(Problem to work on):
Copy out the material below in full, but not its images.

(Supplied entries):
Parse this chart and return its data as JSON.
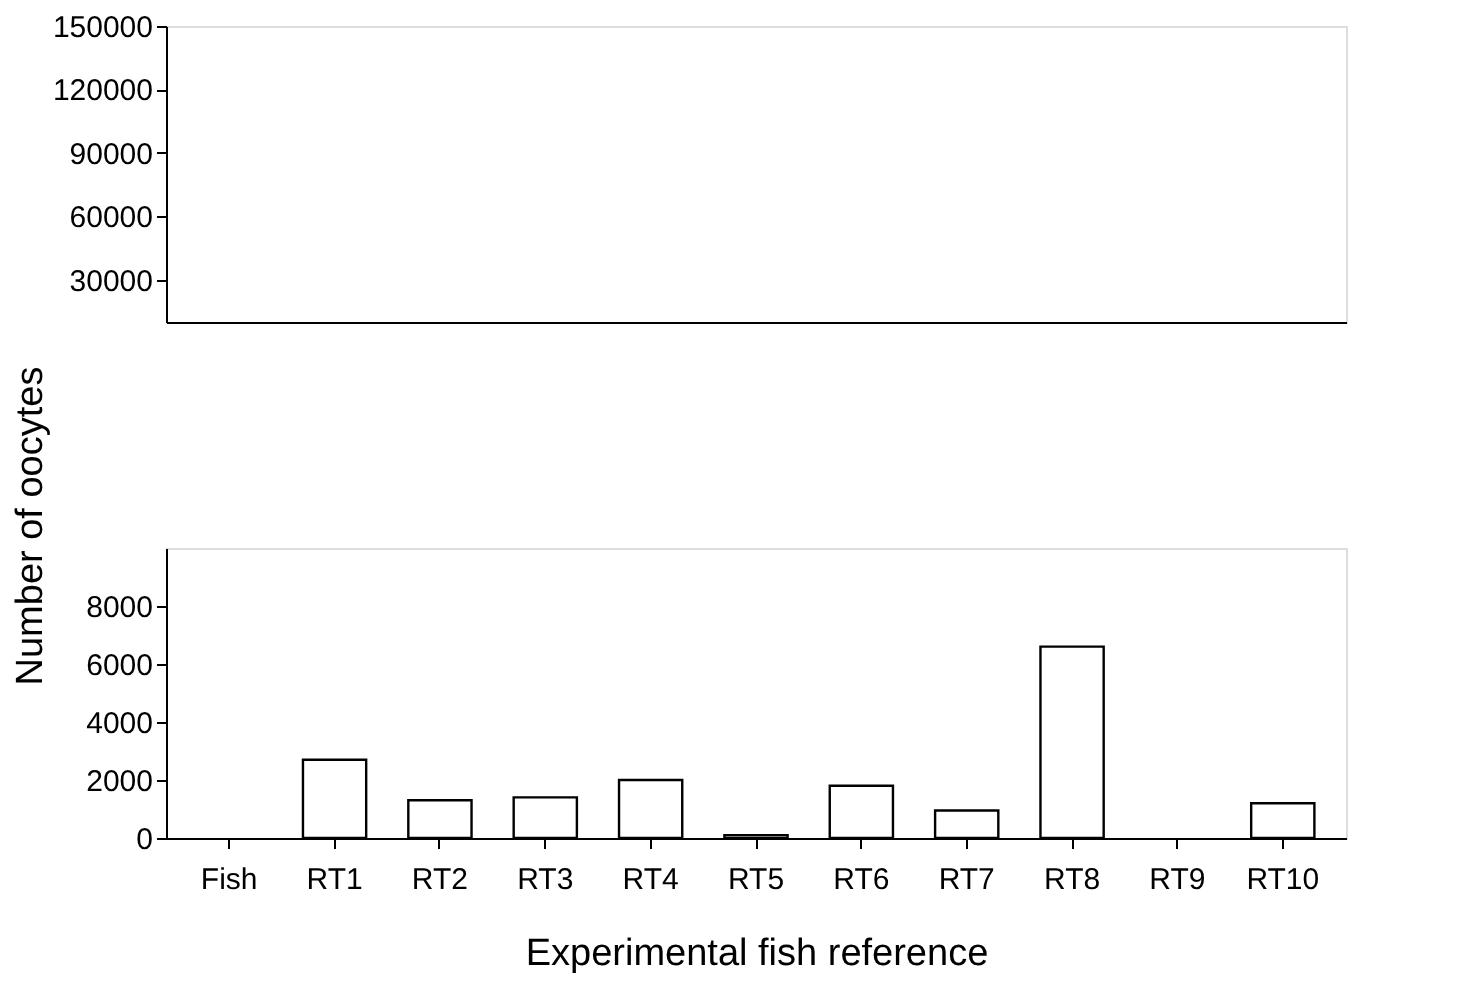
{
  "chart_data": [
    {
      "type": "bar",
      "categories": [
        null,
        null,
        null,
        null,
        null,
        null,
        null,
        null,
        null,
        null,
        null
      ],
      "values": [
        null,
        null,
        null,
        null,
        null,
        null,
        null,
        null,
        null,
        null,
        null
      ],
      "color": "#ffffff",
      "ylim": [
        10000,
        150000
      ],
      "yticks": [
        30000,
        60000,
        90000,
        120000,
        150000
      ],
      "tick_labels": "y"
    },
    {
      "type": "bar",
      "categories": [
        "Fish",
        "RT1",
        "RT2",
        "RT3",
        "RT4",
        "RT5",
        "RT6",
        "RT7",
        "RT8",
        "RT9",
        "RT10"
      ],
      "values": [
        0,
        2700,
        1300,
        1400,
        2000,
        100,
        1800,
        950,
        6600,
        0,
        1200
      ],
      "color": "#ffffff",
      "ylim": [
        0,
        10000
      ],
      "yticks": [
        0,
        2000,
        4000,
        6000,
        8000
      ],
      "xlabel": "Experimental fish reference",
      "ylabel": "Number of oocytes"
    }
  ]
}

(The response):
Parse this chart and return its data as JSON.
{
  "chart_data": [
    {
      "type": "bar",
      "categories": [
        null,
        null,
        null,
        null,
        null,
        null,
        null,
        null,
        null,
        null,
        null
      ],
      "values": [
        null,
        null,
        null,
        null,
        null,
        null,
        null,
        null,
        null,
        null,
        null
      ],
      "color": "#ffffff",
      "ylim": [
        10000,
        150000
      ],
      "yticks": [
        30000,
        60000,
        90000,
        120000,
        150000
      ],
      "tick_labels": "y"
    },
    {
      "type": "bar",
      "categories": [
        "Fish",
        "RT1",
        "RT2",
        "RT3",
        "RT4",
        "RT5",
        "RT6",
        "RT7",
        "RT8",
        "RT9",
        "RT10"
      ],
      "values": [
        0,
        2700,
        1300,
        1400,
        2000,
        100,
        1800,
        950,
        6600,
        0,
        1200
      ],
      "color": "#ffffff",
      "ylim": [
        0,
        10000
      ],
      "yticks": [
        0,
        2000,
        4000,
        6000,
        8000
      ],
      "xlabel": "Experimental fish reference",
      "ylabel": "Number of oocytes"
    }
  ]
}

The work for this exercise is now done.